▸ Given request
Restate the entries below word for word, omitting nothing.
====
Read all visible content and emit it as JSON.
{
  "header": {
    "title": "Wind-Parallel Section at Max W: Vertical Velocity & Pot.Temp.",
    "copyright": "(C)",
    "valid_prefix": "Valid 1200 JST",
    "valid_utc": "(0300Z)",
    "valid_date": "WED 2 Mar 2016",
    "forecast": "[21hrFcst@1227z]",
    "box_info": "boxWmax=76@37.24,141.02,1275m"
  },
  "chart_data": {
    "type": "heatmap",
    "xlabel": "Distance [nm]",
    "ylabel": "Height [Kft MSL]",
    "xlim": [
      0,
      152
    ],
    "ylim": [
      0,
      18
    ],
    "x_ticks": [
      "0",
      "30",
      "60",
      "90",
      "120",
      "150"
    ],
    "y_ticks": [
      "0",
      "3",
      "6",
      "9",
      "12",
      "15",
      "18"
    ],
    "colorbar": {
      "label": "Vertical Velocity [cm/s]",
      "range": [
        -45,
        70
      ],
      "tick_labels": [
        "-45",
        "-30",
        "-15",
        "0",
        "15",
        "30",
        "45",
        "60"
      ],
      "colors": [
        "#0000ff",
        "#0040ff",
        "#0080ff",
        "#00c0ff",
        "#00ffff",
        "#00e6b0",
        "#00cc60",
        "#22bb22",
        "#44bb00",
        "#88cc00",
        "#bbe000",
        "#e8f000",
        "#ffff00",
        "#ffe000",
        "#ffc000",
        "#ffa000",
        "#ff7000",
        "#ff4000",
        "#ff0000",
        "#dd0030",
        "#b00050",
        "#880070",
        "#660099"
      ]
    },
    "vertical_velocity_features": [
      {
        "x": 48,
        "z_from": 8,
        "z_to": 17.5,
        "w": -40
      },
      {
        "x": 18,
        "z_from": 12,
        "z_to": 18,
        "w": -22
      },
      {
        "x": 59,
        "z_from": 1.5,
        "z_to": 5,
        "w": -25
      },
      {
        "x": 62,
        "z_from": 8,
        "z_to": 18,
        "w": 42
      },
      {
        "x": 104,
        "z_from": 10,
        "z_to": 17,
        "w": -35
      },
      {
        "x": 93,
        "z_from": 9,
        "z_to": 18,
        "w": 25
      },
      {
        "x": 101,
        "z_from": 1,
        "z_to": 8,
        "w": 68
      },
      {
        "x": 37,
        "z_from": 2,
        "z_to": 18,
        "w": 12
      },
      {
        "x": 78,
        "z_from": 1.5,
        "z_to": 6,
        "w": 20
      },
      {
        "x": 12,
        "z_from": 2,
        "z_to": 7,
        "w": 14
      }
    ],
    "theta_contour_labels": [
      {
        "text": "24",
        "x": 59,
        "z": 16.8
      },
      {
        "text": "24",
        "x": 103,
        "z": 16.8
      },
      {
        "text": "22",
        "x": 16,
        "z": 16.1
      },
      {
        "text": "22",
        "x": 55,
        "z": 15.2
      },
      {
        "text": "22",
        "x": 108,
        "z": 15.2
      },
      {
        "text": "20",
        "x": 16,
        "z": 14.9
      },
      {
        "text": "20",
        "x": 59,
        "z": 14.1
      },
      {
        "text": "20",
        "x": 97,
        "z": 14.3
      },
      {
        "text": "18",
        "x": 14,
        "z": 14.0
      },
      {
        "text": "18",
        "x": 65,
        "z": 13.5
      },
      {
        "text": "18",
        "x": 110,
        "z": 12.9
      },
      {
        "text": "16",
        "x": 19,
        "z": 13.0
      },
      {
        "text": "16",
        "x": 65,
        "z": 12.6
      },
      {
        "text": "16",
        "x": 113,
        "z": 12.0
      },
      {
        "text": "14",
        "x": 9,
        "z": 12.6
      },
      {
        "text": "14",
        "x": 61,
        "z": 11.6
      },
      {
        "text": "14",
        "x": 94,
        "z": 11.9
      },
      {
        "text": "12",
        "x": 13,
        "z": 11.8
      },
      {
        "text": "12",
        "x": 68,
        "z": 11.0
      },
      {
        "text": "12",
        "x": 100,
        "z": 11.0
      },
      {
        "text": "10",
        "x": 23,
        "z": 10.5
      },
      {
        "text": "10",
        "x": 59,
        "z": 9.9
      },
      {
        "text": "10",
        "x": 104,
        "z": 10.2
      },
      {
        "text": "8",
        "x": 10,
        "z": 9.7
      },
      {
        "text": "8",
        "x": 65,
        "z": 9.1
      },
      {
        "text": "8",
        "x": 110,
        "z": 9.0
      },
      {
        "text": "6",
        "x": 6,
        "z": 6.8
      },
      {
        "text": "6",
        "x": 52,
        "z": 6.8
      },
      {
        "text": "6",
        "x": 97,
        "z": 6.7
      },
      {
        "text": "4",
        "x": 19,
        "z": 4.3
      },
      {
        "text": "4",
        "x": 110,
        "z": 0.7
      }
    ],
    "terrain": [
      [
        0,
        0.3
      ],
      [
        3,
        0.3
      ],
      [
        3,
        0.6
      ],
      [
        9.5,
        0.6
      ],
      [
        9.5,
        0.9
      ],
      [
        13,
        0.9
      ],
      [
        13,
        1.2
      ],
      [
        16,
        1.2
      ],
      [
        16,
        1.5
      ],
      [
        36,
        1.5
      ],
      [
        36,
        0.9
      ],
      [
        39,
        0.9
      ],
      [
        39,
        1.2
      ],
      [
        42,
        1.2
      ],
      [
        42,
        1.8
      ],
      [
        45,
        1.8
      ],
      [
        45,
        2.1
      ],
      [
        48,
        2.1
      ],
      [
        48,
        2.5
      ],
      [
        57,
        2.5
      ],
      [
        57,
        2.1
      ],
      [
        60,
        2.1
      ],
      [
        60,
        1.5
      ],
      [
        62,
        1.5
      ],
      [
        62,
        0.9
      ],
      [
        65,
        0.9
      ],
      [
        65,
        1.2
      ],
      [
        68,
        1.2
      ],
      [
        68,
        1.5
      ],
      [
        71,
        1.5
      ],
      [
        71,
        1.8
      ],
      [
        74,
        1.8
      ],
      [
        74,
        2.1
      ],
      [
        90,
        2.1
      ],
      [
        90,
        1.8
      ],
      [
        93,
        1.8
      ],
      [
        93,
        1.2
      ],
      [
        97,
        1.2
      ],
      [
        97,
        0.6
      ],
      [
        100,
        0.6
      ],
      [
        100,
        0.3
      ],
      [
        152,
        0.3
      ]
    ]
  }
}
====
▸ Complete answer
Read all visible content and emit it as JSON.
{
  "header": {
    "title": "Wind-Parallel Section at Max W: Vertical Velocity & Pot.Temp.",
    "copyright": "(C)",
    "valid_prefix": "Valid 1200 JST",
    "valid_utc": "(0300Z)",
    "valid_date": "WED 2 Mar 2016",
    "forecast": "[21hrFcst@1227z]",
    "box_info": "boxWmax=76@37.24,141.02,1275m"
  },
  "chart_data": {
    "type": "heatmap",
    "xlabel": "Distance [nm]",
    "ylabel": "Height [Kft MSL]",
    "xlim": [
      0,
      152
    ],
    "ylim": [
      0,
      18
    ],
    "x_ticks": [
      "0",
      "30",
      "60",
      "90",
      "120",
      "150"
    ],
    "y_ticks": [
      "0",
      "3",
      "6",
      "9",
      "12",
      "15",
      "18"
    ],
    "colorbar": {
      "label": "Vertical Velocity [cm/s]",
      "range": [
        -45,
        70
      ],
      "tick_labels": [
        "-45",
        "-30",
        "-15",
        "0",
        "15",
        "30",
        "45",
        "60"
      ],
      "colors": [
        "#0000ff",
        "#0040ff",
        "#0080ff",
        "#00c0ff",
        "#00ffff",
        "#00e6b0",
        "#00cc60",
        "#22bb22",
        "#44bb00",
        "#88cc00",
        "#bbe000",
        "#e8f000",
        "#ffff00",
        "#ffe000",
        "#ffc000",
        "#ffa000",
        "#ff7000",
        "#ff4000",
        "#ff0000",
        "#dd0030",
        "#b00050",
        "#880070",
        "#660099"
      ]
    },
    "vertical_velocity_features": [
      {
        "x": 48,
        "z_from": 8,
        "z_to": 17.5,
        "w": -40
      },
      {
        "x": 18,
        "z_from": 12,
        "z_to": 18,
        "w": -22
      },
      {
        "x": 59,
        "z_from": 1.5,
        "z_to": 5,
        "w": -25
      },
      {
        "x": 62,
        "z_from": 8,
        "z_to": 18,
        "w": 42
      },
      {
        "x": 104,
        "z_from": 10,
        "z_to": 17,
        "w": -35
      },
      {
        "x": 93,
        "z_from": 9,
        "z_to": 18,
        "w": 25
      },
      {
        "x": 101,
        "z_from": 1,
        "z_to": 8,
        "w": 68
      },
      {
        "x": 37,
        "z_from": 2,
        "z_to": 18,
        "w": 12
      },
      {
        "x": 78,
        "z_from": 1.5,
        "z_to": 6,
        "w": 20
      },
      {
        "x": 12,
        "z_from": 2,
        "z_to": 7,
        "w": 14
      }
    ],
    "theta_contour_labels": [
      {
        "text": "24",
        "x": 59,
        "z": 16.8
      },
      {
        "text": "24",
        "x": 103,
        "z": 16.8
      },
      {
        "text": "22",
        "x": 16,
        "z": 16.1
      },
      {
        "text": "22",
        "x": 55,
        "z": 15.2
      },
      {
        "text": "22",
        "x": 108,
        "z": 15.2
      },
      {
        "text": "20",
        "x": 16,
        "z": 14.9
      },
      {
        "text": "20",
        "x": 59,
        "z": 14.1
      },
      {
        "text": "20",
        "x": 97,
        "z": 14.3
      },
      {
        "text": "18",
        "x": 14,
        "z": 14.0
      },
      {
        "text": "18",
        "x": 65,
        "z": 13.5
      },
      {
        "text": "18",
        "x": 110,
        "z": 12.9
      },
      {
        "text": "16",
        "x": 19,
        "z": 13.0
      },
      {
        "text": "16",
        "x": 65,
        "z": 12.6
      },
      {
        "text": "16",
        "x": 113,
        "z": 12.0
      },
      {
        "text": "14",
        "x": 9,
        "z": 12.6
      },
      {
        "text": "14",
        "x": 61,
        "z": 11.6
      },
      {
        "text": "14",
        "x": 94,
        "z": 11.9
      },
      {
        "text": "12",
        "x": 13,
        "z": 11.8
      },
      {
        "text": "12",
        "x": 68,
        "z": 11.0
      },
      {
        "text": "12",
        "x": 100,
        "z": 11.0
      },
      {
        "text": "10",
        "x": 23,
        "z": 10.5
      },
      {
        "text": "10",
        "x": 59,
        "z": 9.9
      },
      {
        "text": "10",
        "x": 104,
        "z": 10.2
      },
      {
        "text": "8",
        "x": 10,
        "z": 9.7
      },
      {
        "text": "8",
        "x": 65,
        "z": 9.1
      },
      {
        "text": "8",
        "x": 110,
        "z": 9.0
      },
      {
        "text": "6",
        "x": 6,
        "z": 6.8
      },
      {
        "text": "6",
        "x": 52,
        "z": 6.8
      },
      {
        "text": "6",
        "x": 97,
        "z": 6.7
      },
      {
        "text": "4",
        "x": 19,
        "z": 4.3
      },
      {
        "text": "4",
        "x": 110,
        "z": 0.7
      }
    ],
    "terrain": [
      [
        0,
        0.3
      ],
      [
        3,
        0.3
      ],
      [
        3,
        0.6
      ],
      [
        9.5,
        0.6
      ],
      [
        9.5,
        0.9
      ],
      [
        13,
        0.9
      ],
      [
        13,
        1.2
      ],
      [
        16,
        1.2
      ],
      [
        16,
        1.5
      ],
      [
        36,
        1.5
      ],
      [
        36,
        0.9
      ],
      [
        39,
        0.9
      ],
      [
        39,
        1.2
      ],
      [
        42,
        1.2
      ],
      [
        42,
        1.8
      ],
      [
        45,
        1.8
      ],
      [
        45,
        2.1
      ],
      [
        48,
        2.1
      ],
      [
        48,
        2.5
      ],
      [
        57,
        2.5
      ],
      [
        57,
        2.1
      ],
      [
        60,
        2.1
      ],
      [
        60,
        1.5
      ],
      [
        62,
        1.5
      ],
      [
        62,
        0.9
      ],
      [
        65,
        0.9
      ],
      [
        65,
        1.2
      ],
      [
        68,
        1.2
      ],
      [
        68,
        1.5
      ],
      [
        71,
        1.5
      ],
      [
        71,
        1.8
      ],
      [
        74,
        1.8
      ],
      [
        74,
        2.1
      ],
      [
        90,
        2.1
      ],
      [
        90,
        1.8
      ],
      [
        93,
        1.8
      ],
      [
        93,
        1.2
      ],
      [
        97,
        1.2
      ],
      [
        97,
        0.6
      ],
      [
        100,
        0.6
      ],
      [
        100,
        0.3
      ],
      [
        152,
        0.3
      ]
    ]
  }
}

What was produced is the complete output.